Short task: Return the listing below exactly, with the pictures dropped.

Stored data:
--- --- ---
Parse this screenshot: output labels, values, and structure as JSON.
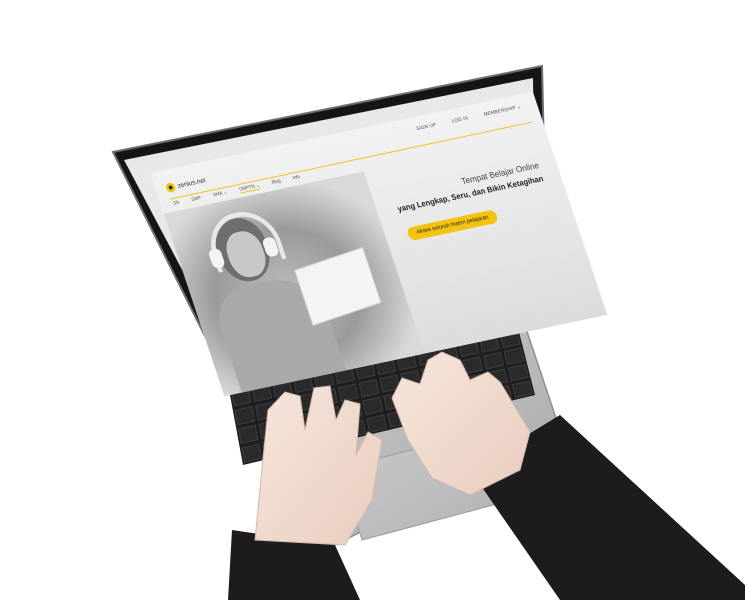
{
  "website": {
    "logo_text": "zenius.net",
    "top_nav": [
      "SIGN UP",
      "LOG IN",
      "MEMBERSHIP ⌄"
    ],
    "main_nav": [
      "SD",
      "SMP",
      "SMA ⌄",
      "UMPTN ⌄",
      "Blog",
      "Info"
    ],
    "hero_line1": "Tempat Belajar Online",
    "hero_line2": "yang Lengkap, Seru, dan Bikin Ketagihan",
    "cta_label": "Akses seluruh materi pelajaran"
  },
  "colors": {
    "accent": "#f2c40f",
    "laptop_body": "#b9b9bb",
    "bezel": "#1a1a1a",
    "sleeve": "#1c1c1c",
    "skin": "#f1ddd2"
  }
}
--- --- ---
Complete response:
Parse this screenshot: output labels, values, and structure as JSON.
{
  "website": {
    "logo_text": "zenius.net",
    "top_nav": [
      "SIGN UP",
      "LOG IN",
      "MEMBERSHIP ⌄"
    ],
    "main_nav": [
      "SD",
      "SMP",
      "SMA ⌄",
      "UMPTN ⌄",
      "Blog",
      "Info"
    ],
    "hero_line1": "Tempat Belajar Online",
    "hero_line2": "yang Lengkap, Seru, dan Bikin Ketagihan",
    "cta_label": "Akses seluruh materi pelajaran"
  },
  "colors": {
    "accent": "#f2c40f",
    "laptop_body": "#b9b9bb",
    "bezel": "#1a1a1a",
    "sleeve": "#1c1c1c",
    "skin": "#f1ddd2"
  }
}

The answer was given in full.